*Stated goal:*
Copy each line of the data below exactly, leaving out pictures.

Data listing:
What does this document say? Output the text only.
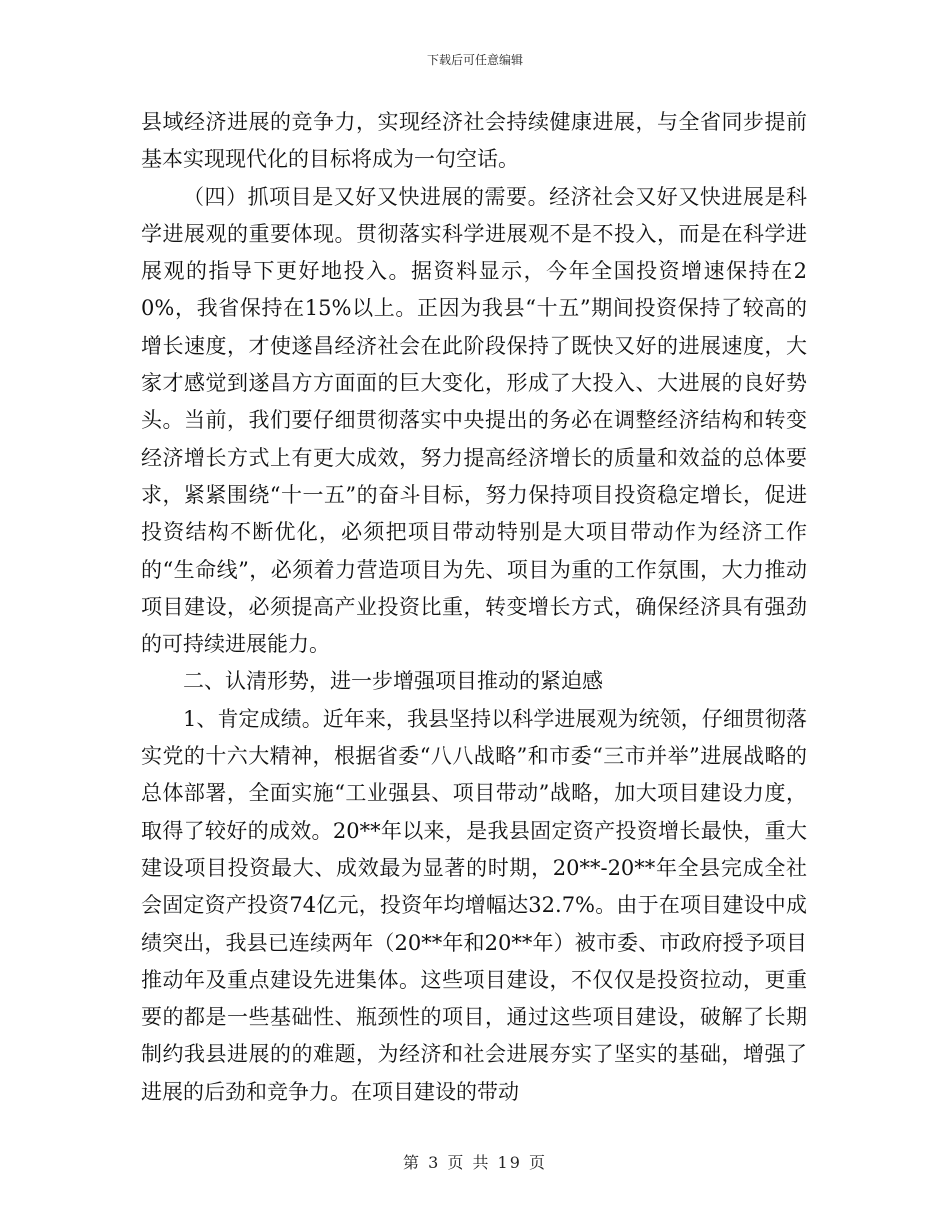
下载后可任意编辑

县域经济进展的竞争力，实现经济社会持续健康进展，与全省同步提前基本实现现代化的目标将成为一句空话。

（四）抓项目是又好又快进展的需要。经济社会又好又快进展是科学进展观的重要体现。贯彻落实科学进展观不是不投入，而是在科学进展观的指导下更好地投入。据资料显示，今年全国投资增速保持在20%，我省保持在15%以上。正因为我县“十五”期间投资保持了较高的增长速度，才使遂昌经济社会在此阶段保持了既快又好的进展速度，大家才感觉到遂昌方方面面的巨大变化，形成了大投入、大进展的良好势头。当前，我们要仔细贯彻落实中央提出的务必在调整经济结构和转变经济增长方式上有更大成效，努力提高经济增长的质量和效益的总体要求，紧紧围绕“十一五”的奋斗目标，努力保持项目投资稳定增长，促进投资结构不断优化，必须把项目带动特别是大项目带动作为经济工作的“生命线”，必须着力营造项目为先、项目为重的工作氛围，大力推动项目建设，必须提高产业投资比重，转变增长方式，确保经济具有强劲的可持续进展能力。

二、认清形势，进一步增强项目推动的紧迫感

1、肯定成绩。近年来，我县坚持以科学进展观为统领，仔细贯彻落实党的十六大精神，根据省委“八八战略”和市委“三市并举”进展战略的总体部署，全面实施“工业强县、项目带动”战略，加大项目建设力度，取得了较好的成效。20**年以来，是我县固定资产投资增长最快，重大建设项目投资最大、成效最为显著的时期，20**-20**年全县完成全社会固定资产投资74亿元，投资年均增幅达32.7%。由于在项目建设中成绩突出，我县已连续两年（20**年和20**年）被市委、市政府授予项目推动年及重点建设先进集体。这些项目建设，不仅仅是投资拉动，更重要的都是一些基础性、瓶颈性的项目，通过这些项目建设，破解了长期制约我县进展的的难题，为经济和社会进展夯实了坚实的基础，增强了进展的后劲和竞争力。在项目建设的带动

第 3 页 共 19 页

*Response to the task:*
What does this document say? Output the text only.
下载后可任意编辑

县域经济进展的竞争力，实现经济社会持续健康进展，与全省同步提前基本实现现代化的目标将成为一句空话。

（四）抓项目是又好又快进展的需要。经济社会又好又快进展是科学进展观的重要体现。贯彻落实科学进展观不是不投入，而是在科学进展观的指导下更好地投入。据资料显示，今年全国投资增速保持在20%，我省保持在15%以上。正因为我县“十五”期间投资保持了较高的增长速度，才使遂昌经济社会在此阶段保持了既快又好的进展速度，大家才感觉到遂昌方方面面的巨大变化，形成了大投入、大进展的良好势头。当前，我们要仔细贯彻落实中央提出的务必在调整经济结构和转变经济增长方式上有更大成效，努力提高经济增长的质量和效益的总体要求，紧紧围绕“十一五”的奋斗目标，努力保持项目投资稳定增长，促进投资结构不断优化，必须把项目带动特别是大项目带动作为经济工作的“生命线”，必须着力营造项目为先、项目为重的工作氛围，大力推动项目建设，必须提高产业投资比重，转变增长方式，确保经济具有强劲的可持续进展能力。

二、认清形势，进一步增强项目推动的紧迫感

1、肯定成绩。近年来，我县坚持以科学进展观为统领，仔细贯彻落实党的十六大精神，根据省委“八八战略”和市委“三市并举”进展战略的总体部署，全面实施“工业强县、项目带动”战略，加大项目建设力度，取得了较好的成效。20**年以来，是我县固定资产投资增长最快，重大建设项目投资最大、成效最为显著的时期，20**-20**年全县完成全社会固定资产投资74亿元，投资年均增幅达32.7%。由于在项目建设中成绩突出，我县已连续两年（20**年和20**年）被市委、市政府授予项目推动年及重点建设先进集体。这些项目建设，不仅仅是投资拉动，更重要的都是一些基础性、瓶颈性的项目，通过这些项目建设，破解了长期制约我县进展的的难题，为经济和社会进展夯实了坚实的基础，增强了进展的后劲和竞争力。在项目建设的带动

第 3 页 共 19 页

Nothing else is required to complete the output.